WHAT YOU SHOULD DO
A single number is expected: the count of lines in the entries below that contain "Srbija".

INPUT
_ _ _ _ _

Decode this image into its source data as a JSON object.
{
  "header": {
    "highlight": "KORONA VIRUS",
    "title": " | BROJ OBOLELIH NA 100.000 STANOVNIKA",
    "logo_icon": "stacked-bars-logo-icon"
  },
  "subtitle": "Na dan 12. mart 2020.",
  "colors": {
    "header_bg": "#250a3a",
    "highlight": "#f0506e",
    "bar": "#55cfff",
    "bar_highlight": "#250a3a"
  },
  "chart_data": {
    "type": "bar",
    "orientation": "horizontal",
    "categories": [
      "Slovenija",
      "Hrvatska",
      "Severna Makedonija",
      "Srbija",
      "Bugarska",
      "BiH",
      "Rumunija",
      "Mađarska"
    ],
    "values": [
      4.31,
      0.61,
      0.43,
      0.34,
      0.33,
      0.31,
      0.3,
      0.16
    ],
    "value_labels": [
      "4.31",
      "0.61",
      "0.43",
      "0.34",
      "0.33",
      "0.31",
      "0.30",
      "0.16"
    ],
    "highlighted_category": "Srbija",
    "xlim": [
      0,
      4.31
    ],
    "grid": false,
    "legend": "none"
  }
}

_ _ _ _ _

PROBLEM SOLUTION
2